EXERCISE AIM — Pull each line containing "about" out of the data and copy it.

GIVEN RECORDS —
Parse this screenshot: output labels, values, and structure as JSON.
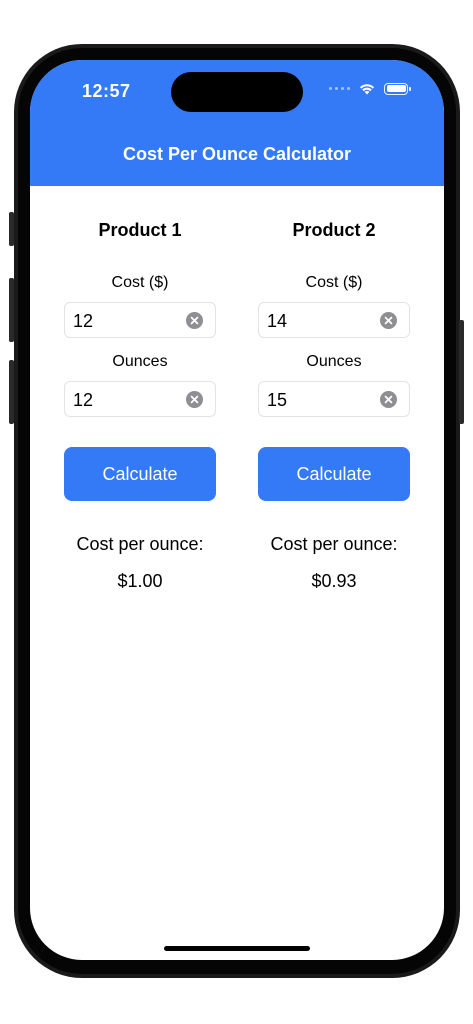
{
  "status_bar": {
    "time": "12:57",
    "icons": [
      "signal-dots-icon",
      "wifi-icon",
      "battery-icon"
    ]
  },
  "header": {
    "title": "Cost Per Ounce Calculator"
  },
  "products": [
    {
      "title": "Product 1",
      "cost_label": "Cost ($)",
      "cost_value": "12",
      "ounces_label": "Ounces",
      "ounces_value": "12",
      "button_label": "Calculate",
      "result_label": "Cost per ounce:",
      "result_value": "$1.00"
    },
    {
      "title": "Product 2",
      "cost_label": "Cost ($)",
      "cost_value": "14",
      "ounces_label": "Ounces",
      "ounces_value": "15",
      "button_label": "Calculate",
      "result_label": "Cost per ounce:",
      "result_value": "$0.93"
    }
  ],
  "colors": {
    "accent": "#3479f6",
    "clear_button": "#8e8e93",
    "field_border": "#e3e3e6"
  }
}
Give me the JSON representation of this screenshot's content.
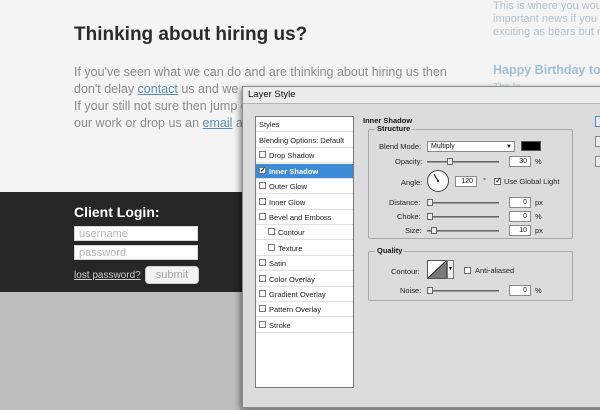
{
  "hero": {
    "title": "Thinking about hiring us?",
    "line1": "If you've seen what we can do and are thinking about hiring us then",
    "line2_pre": "don't delay ",
    "line2_link": "contact",
    "line2_post": " us and we ca",
    "line3": "If your still not sure then jump ov",
    "line4_pre": "our work or drop us an ",
    "line4_link": "email",
    "line4_post": " and"
  },
  "news": {
    "line1": "This is where you woul",
    "line2": "important news if you h",
    "line3": "exciting as bears but m",
    "title": "Happy Birthday to",
    "subtitle": "The lo"
  },
  "login": {
    "title": "Client Login:",
    "username_placeholder": "username",
    "password_placeholder": "password",
    "lost_password": "lost password?",
    "submit": "submit"
  },
  "dialog": {
    "title": "Layer Style",
    "styles_header": "Styles",
    "items": [
      {
        "label": "Blending Options: Default",
        "checkbox": false,
        "checked": false,
        "indent": false,
        "selected": false
      },
      {
        "label": "Drop Shadow",
        "checkbox": true,
        "checked": false,
        "indent": false,
        "selected": false
      },
      {
        "label": "Inner Shadow",
        "checkbox": true,
        "checked": true,
        "indent": false,
        "selected": true
      },
      {
        "label": "Outer Glow",
        "checkbox": true,
        "checked": false,
        "indent": false,
        "selected": false
      },
      {
        "label": "Inner Glow",
        "checkbox": true,
        "checked": false,
        "indent": false,
        "selected": false
      },
      {
        "label": "Bevel and Emboss",
        "checkbox": true,
        "checked": false,
        "indent": false,
        "selected": false
      },
      {
        "label": "Contour",
        "checkbox": true,
        "checked": false,
        "indent": true,
        "selected": false
      },
      {
        "label": "Texture",
        "checkbox": true,
        "checked": false,
        "indent": true,
        "selected": false
      },
      {
        "label": "Satin",
        "checkbox": true,
        "checked": false,
        "indent": false,
        "selected": false
      },
      {
        "label": "Color Overlay",
        "checkbox": true,
        "checked": false,
        "indent": false,
        "selected": false
      },
      {
        "label": "Gradient Overlay",
        "checkbox": true,
        "checked": false,
        "indent": false,
        "selected": false
      },
      {
        "label": "Pattern Overlay",
        "checkbox": true,
        "checked": false,
        "indent": false,
        "selected": false
      },
      {
        "label": "Stroke",
        "checkbox": true,
        "checked": false,
        "indent": false,
        "selected": false
      }
    ],
    "panel_title": "Inner Shadow",
    "structure": {
      "label": "Structure",
      "blend_mode_label": "Blend Mode:",
      "blend_mode_value": "Multiply",
      "shadow_color": "#000000",
      "opacity_label": "Opacity:",
      "opacity_value": "30",
      "opacity_unit": "%",
      "opacity_fraction": 0.3,
      "angle_label": "Angle:",
      "angle_value": "120",
      "angle_unit": "°",
      "angle_degrees": 120,
      "global_light_label": "Use Global Light",
      "global_light_checked": true,
      "distance_label": "Distance:",
      "distance_value": "0",
      "distance_unit": "px",
      "choke_label": "Choke:",
      "choke_value": "0",
      "choke_unit": "%",
      "size_label": "Size:",
      "size_value": "10",
      "size_unit": "px"
    },
    "quality": {
      "label": "Quality",
      "contour_label": "Contour:",
      "anti_aliased_label": "Anti-aliased",
      "anti_aliased_checked": false,
      "noise_label": "Noise:",
      "noise_value": "0",
      "noise_unit": "%"
    }
  }
}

SOLVED PROBLEM —
    "title": "Thinking about hiring us?",
    "line1": "If you've seen what we can do and are thinking about hiring us then",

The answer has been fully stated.